* START Extracted entries *

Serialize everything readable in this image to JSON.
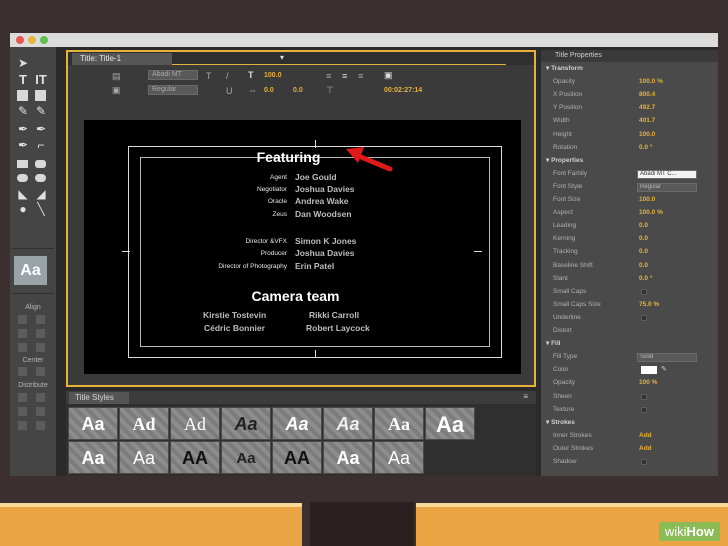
{
  "title_panel": {
    "tab_label": "Title: Title-1"
  },
  "toolbar": {
    "font_family": "Abadi MT",
    "font_style": "Regular",
    "size": "100.0",
    "kerning": "0.0",
    "leading": "0.0",
    "timecode": "00:02:27:14",
    "bold_icon": "T",
    "underline_icon": "U"
  },
  "credits": {
    "featuring": "Featuring",
    "cast": [
      {
        "role": "Agent",
        "name": "Joe Gould"
      },
      {
        "role": "Negotiator",
        "name": "Joshua Davies"
      },
      {
        "role": "Oracle",
        "name": "Andrea Wake"
      },
      {
        "role": "Zeus",
        "name": "Dan Woodsen"
      }
    ],
    "crew": [
      {
        "role": "Director &VFX",
        "name": "Simon K Jones"
      },
      {
        "role": "Producer",
        "name": "Joshua Davies"
      },
      {
        "role": "Director of Photography",
        "name": "Erin Patel"
      }
    ],
    "camera_team_heading": "Camera team",
    "camera_team": [
      [
        "Kirstie Tostevin",
        "Rikki Carroll"
      ],
      [
        "Cédric Bonnier",
        "Robert Laycock"
      ]
    ]
  },
  "left_tools": {
    "align_label": "Align",
    "center_label": "Center",
    "distribute_label": "Distribute",
    "style_preview": "Aa"
  },
  "title_styles": {
    "tab_label": "Title Styles",
    "menu_icon": "≡",
    "swatches": [
      "Aa",
      "Ad",
      "Ad",
      "Aa",
      "Aa",
      "Aa",
      "Aa",
      "Aa",
      "Aa",
      "Aa",
      "AA",
      "Aa",
      "AA",
      "Aa",
      "Aa"
    ]
  },
  "properties": {
    "header": "Title Properties",
    "rows": [
      {
        "label": "Transform",
        "section": true
      },
      {
        "label": "Opacity",
        "value": "100.0 %"
      },
      {
        "label": "X Position",
        "value": "800.4"
      },
      {
        "label": "Y Position",
        "value": "492.7"
      },
      {
        "label": "Width",
        "value": "401.7"
      },
      {
        "label": "Height",
        "value": "100.0"
      },
      {
        "label": "Rotation",
        "value": "0.0 °"
      },
      {
        "label": "Properties",
        "section": true
      },
      {
        "label": "Font Family",
        "dropdown": "Abadi MT C..."
      },
      {
        "label": "Font Style",
        "dropdown": "Regular"
      },
      {
        "label": "Font Size",
        "value": "100.0"
      },
      {
        "label": "Aspect",
        "value": "100.0 %"
      },
      {
        "label": "Leading",
        "value": "0.0"
      },
      {
        "label": "Kerning",
        "value": "0.0"
      },
      {
        "label": "Tracking",
        "value": "0.0"
      },
      {
        "label": "Baseline Shift",
        "value": "0.0"
      },
      {
        "label": "Slant",
        "value": "0.0 °"
      },
      {
        "label": "Small Caps",
        "check": true
      },
      {
        "label": "Small Caps Size",
        "value": "75.0 %"
      },
      {
        "label": "Underline",
        "check": true
      },
      {
        "label": "Distort",
        "section": false
      },
      {
        "label": "Fill",
        "section": true
      },
      {
        "label": "Fill Type",
        "dropdown": "Solid"
      },
      {
        "label": "Color",
        "swatch": true
      },
      {
        "label": "Opacity",
        "value": "100 %"
      },
      {
        "label": "Sheen",
        "check": true
      },
      {
        "label": "Texture",
        "check": true
      },
      {
        "label": "Strokes",
        "section": true
      },
      {
        "label": "Inner Strokes",
        "value": "Add"
      },
      {
        "label": "Outer Strokes",
        "value": "Add"
      },
      {
        "label": "Shadow",
        "check": true
      }
    ]
  },
  "watermark": {
    "wiki": "wiki",
    "how": "How"
  }
}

* END Extracted entries *

From the data above, copy out every line with the string "Director" in it.

Result for this exercise
        "role": "Director &VFX",
        "role": "Director of Photography",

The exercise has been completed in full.